Task prompt :: Leaving out the pictures, retype all the material exactly.

——

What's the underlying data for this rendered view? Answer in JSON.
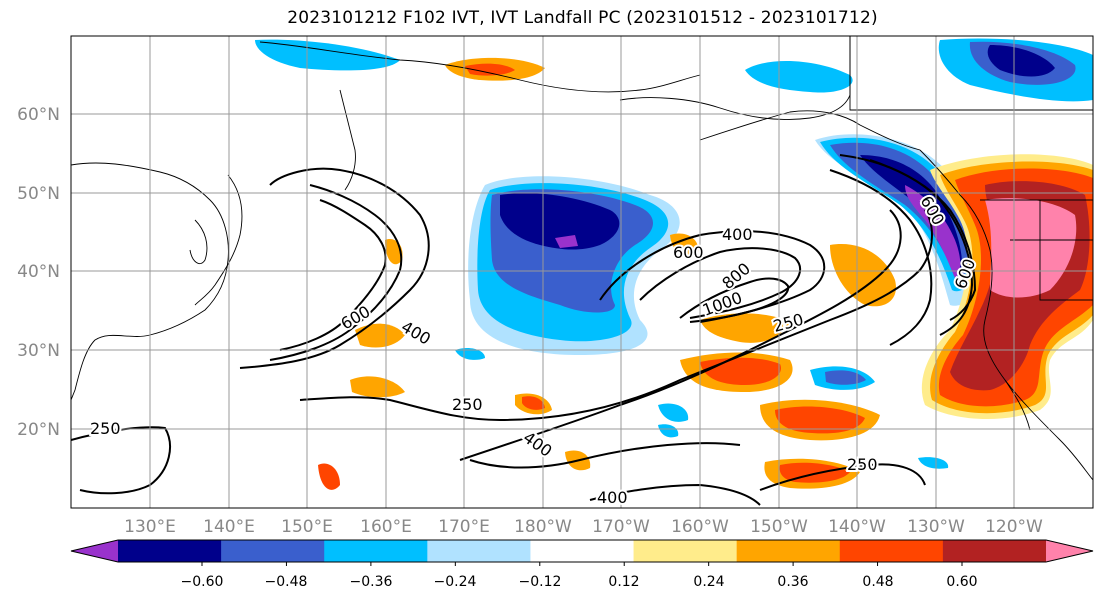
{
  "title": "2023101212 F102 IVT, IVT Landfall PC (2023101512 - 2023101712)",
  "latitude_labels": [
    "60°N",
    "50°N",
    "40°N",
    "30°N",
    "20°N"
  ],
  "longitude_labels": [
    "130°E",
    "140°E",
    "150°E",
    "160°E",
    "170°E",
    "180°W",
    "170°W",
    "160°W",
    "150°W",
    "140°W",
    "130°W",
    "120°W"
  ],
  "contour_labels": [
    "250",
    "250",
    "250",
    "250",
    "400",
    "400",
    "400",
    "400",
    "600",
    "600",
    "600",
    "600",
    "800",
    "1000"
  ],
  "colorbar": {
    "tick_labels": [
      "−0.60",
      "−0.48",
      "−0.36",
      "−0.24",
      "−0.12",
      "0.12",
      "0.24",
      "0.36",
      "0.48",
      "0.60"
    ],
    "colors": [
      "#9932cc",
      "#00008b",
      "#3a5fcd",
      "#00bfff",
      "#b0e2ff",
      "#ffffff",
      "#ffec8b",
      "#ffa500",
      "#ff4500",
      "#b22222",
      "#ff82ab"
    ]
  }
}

——

The response ::
What's the underlying data for this rendered view? Answer in JSON.
{
  "title": "2023101212 F102 IVT, IVT Landfall PC (2023101512 - 2023101712)",
  "latitude_labels": [
    "60°N",
    "50°N",
    "40°N",
    "30°N",
    "20°N"
  ],
  "longitude_labels": [
    "130°E",
    "140°E",
    "150°E",
    "160°E",
    "170°E",
    "180°W",
    "170°W",
    "160°W",
    "150°W",
    "140°W",
    "130°W",
    "120°W"
  ],
  "contour_labels": [
    "250",
    "250",
    "250",
    "250",
    "400",
    "400",
    "400",
    "400",
    "600",
    "600",
    "600",
    "600",
    "800",
    "1000"
  ],
  "colorbar": {
    "tick_labels": [
      "−0.60",
      "−0.48",
      "−0.36",
      "−0.24",
      "−0.12",
      "0.12",
      "0.24",
      "0.36",
      "0.48",
      "0.60"
    ],
    "colors": [
      "#9932cc",
      "#00008b",
      "#3a5fcd",
      "#00bfff",
      "#b0e2ff",
      "#ffffff",
      "#ffec8b",
      "#ffa500",
      "#ff4500",
      "#b22222",
      "#ff82ab"
    ]
  }
}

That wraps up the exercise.